══ Records provided
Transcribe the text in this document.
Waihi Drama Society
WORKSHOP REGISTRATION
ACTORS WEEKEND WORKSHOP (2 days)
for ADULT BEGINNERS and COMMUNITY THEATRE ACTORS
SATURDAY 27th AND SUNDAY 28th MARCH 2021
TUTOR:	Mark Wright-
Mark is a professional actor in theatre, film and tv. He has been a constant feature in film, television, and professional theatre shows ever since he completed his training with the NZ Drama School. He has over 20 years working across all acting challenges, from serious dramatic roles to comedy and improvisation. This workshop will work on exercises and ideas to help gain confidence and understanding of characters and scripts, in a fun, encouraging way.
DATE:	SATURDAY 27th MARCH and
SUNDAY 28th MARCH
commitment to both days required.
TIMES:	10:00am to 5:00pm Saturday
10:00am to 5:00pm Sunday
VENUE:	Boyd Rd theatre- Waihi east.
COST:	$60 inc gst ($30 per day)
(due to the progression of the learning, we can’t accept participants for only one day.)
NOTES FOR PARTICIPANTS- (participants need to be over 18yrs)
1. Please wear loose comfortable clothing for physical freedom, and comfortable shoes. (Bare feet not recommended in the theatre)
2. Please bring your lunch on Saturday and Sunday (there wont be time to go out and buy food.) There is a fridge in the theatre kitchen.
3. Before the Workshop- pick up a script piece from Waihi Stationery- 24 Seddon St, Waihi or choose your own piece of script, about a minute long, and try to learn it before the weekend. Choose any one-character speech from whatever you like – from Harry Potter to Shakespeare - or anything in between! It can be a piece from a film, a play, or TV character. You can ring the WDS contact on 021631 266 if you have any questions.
════
[Problem requirements] Retype all of the material, keeping each line exact.

[Result below]
Transcribe the text in this document.
Waihi Drama Society
WORKSHOP REGISTRATION
ACTORS WEEKEND WORKSHOP (2 days)
for ADULT BEGINNERS and COMMUNITY THEATRE ACTORS
SATURDAY 27th AND SUNDAY 28th MARCH 2021
TUTOR:	Mark Wright-
Mark is a professional actor in theatre, film and tv. He has been a constant feature in film, television, and professional theatre shows ever since he completed his training with the NZ Drama School. He has over 20 years working across all acting challenges, from serious dramatic roles to comedy and improvisation. This workshop will work on exercises and ideas to help gain confidence and understanding of characters and scripts, in a fun, encouraging way.
DATE:	SATURDAY 27th MARCH and
SUNDAY 28th MARCH
commitment to both days required.
TIMES:	10:00am to 5:00pm Saturday
10:00am to 5:00pm Sunday
VENUE:	Boyd Rd theatre- Waihi east.
COST:	$60 inc gst ($30 per day)
(due to the progression of the learning, we can’t accept participants for only one day.)
NOTES FOR PARTICIPANTS- (participants need to be over 18yrs)
1. Please wear loose comfortable clothing for physical freedom, and comfortable shoes. (Bare feet not recommended in the theatre)
2. Please bring your lunch on Saturday and Sunday (there wont be time to go out and buy food.) There is a fridge in the theatre kitchen.
3. Before the Workshop- pick up a script piece from Waihi Stationery- 24 Seddon St, Waihi or choose your own piece of script, about a minute long, and try to learn it before the weekend. Choose any one-character speech from whatever you like – from Harry Potter to Shakespeare - or anything in between! It can be a piece from a film, a play, or TV character. You can ring the WDS contact on 021631 266 if you have any questions.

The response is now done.